PROVIDED PASSAGE:
Let's visualize how information flows through the network during forward and backward propagation:

In [None]:
def visualize_propagation_flow(network, X, Y, layer_to_analyze=2):
    """
    Visualize the flow of information during propagation
    
    Parameters:
    network: neural network instance
    X: input data
    Y: labels
    layer_to_analyze: which layer to analyze in detail
    """
    print(f"Visualizing propagation flow for layer {layer_to_analyze}:")
    
    # Forward propagation
    AL = network.forward_propagation(X)
    
    # Backward propagation
    gradients = network.backward_propagation(AL, Y)
    
    # Extract information for visualization
    Z = network.cache[f'Z{layer_to_analyze}']
    A = network.cache[f'A{layer_to_analyze}']
    A_prev = network.cache[f'A{layer_to_analyze-1}']
    
    W = network.parameters[f'W{layer_to_analyze}']
    b = network.parameters[f'b{layer_to_analyze}']
    dW = gradients[f'dW{layer_to_analyze}']
    db = gradients[f'db{layer_to_analyze}']
    
    # Create visualization
    fig, axes = plt.subplots(2, 4, figsize=(20, 10))

DATA SHOWN:

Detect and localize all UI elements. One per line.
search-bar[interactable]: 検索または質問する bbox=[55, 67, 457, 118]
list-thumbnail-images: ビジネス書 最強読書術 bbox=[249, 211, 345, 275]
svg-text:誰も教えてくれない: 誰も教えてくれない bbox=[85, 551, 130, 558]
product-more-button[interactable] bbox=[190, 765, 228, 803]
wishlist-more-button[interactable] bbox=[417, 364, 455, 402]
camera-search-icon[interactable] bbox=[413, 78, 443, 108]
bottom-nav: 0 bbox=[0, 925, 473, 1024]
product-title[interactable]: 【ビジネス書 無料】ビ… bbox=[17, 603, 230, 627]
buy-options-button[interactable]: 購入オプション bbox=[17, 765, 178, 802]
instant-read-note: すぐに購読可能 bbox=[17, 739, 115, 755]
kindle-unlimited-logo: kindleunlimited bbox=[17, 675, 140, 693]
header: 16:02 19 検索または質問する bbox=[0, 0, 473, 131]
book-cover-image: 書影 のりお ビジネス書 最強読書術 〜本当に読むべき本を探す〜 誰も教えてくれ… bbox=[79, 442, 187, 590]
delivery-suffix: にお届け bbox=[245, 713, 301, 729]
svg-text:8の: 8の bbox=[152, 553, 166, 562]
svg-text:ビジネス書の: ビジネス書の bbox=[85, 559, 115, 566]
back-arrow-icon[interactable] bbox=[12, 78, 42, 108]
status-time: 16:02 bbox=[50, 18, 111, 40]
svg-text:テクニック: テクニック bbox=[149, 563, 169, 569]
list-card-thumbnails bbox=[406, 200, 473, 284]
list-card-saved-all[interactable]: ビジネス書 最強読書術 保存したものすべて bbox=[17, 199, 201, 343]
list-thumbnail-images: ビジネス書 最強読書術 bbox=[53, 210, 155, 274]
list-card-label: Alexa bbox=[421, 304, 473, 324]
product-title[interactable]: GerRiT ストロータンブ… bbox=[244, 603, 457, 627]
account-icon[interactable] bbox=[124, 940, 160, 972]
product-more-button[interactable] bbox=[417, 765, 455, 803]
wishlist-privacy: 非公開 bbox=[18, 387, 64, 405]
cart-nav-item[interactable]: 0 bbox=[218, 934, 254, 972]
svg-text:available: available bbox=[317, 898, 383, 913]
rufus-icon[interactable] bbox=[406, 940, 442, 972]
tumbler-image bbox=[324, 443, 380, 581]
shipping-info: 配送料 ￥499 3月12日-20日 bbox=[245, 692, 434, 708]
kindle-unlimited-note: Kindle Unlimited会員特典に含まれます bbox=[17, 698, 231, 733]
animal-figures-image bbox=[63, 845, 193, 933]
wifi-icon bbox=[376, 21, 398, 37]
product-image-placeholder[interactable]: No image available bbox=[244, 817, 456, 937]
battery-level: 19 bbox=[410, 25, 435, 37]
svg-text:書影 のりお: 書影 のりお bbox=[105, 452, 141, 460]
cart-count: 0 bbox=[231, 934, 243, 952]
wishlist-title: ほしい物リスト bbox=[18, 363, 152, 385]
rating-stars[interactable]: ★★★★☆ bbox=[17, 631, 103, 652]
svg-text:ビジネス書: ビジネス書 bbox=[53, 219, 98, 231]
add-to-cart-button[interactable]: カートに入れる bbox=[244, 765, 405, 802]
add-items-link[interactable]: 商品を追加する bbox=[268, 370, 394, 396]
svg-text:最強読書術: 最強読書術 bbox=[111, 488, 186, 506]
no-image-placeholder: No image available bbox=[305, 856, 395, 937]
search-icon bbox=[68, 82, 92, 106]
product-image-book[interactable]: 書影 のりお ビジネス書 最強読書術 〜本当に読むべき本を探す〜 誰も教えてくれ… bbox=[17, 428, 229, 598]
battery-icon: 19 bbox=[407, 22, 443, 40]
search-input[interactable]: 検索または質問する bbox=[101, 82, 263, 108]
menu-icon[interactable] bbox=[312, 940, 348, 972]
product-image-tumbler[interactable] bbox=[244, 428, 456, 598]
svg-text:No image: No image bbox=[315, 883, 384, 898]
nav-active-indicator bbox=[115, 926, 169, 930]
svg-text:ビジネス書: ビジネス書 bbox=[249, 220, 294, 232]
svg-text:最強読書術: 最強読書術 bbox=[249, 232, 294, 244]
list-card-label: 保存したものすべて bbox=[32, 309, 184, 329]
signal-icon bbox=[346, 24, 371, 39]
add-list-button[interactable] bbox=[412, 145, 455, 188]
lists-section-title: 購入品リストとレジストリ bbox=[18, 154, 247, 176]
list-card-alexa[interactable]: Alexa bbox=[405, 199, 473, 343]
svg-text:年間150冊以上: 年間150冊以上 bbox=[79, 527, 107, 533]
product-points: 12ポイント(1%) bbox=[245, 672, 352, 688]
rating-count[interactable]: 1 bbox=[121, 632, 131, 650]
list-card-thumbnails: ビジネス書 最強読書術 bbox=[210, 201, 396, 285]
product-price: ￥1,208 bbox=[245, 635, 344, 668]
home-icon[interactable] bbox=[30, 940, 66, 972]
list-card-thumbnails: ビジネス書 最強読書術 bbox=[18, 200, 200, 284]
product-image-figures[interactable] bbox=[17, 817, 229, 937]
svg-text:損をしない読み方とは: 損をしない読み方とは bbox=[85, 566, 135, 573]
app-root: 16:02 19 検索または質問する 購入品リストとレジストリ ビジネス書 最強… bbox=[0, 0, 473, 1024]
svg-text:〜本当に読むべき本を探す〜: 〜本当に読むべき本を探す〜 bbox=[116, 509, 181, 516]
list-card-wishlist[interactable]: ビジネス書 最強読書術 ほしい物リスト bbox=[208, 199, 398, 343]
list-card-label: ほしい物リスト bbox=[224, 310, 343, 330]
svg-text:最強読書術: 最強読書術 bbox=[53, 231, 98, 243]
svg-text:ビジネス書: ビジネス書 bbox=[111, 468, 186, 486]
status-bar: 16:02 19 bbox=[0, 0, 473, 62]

EXERCISE INSTRUCTIONS:
A. Answer these questions from the propagation-flow code excerpt:
(i) What default value does the function give to layer_to_analyze?
(ii) Which call produces the gradients?
(iii) What figsize is passed to plt.subplots?
B. Write out the stretch of the propagation-flow code excerpt from "# Extract information" through "4, figsize=(20, 10))".
C. List every parameter that the function in the propagation-flow code excerpt takes.

EXPECTED OUTPUTS:
A.
(i) 2
(ii) network.backward_propagation(AL, Y)
(iii) (20, 10)

B.
# Extract information for visualization
    Z = network.cache[f'Z{layer_to_analyze}']
    A = network.cache[f'A{layer_to_analyze}']
    A_prev = network.cache[f'A{layer_to_analyze-1}']
    
    W = network.parameters[f'W{layer_to_analyze}']
    b = network.parameters[f'b{layer_to_analyze}']
    dW = gradients[f'dW{layer_to_analyze}']
    db = gradients[f'db{layer_to_analyze}']
    
    # Create visualization
    fig, axes = plt.subplots(2, 4, figsize=(20, 10))

C.
network
X
Y
layer_to_analyze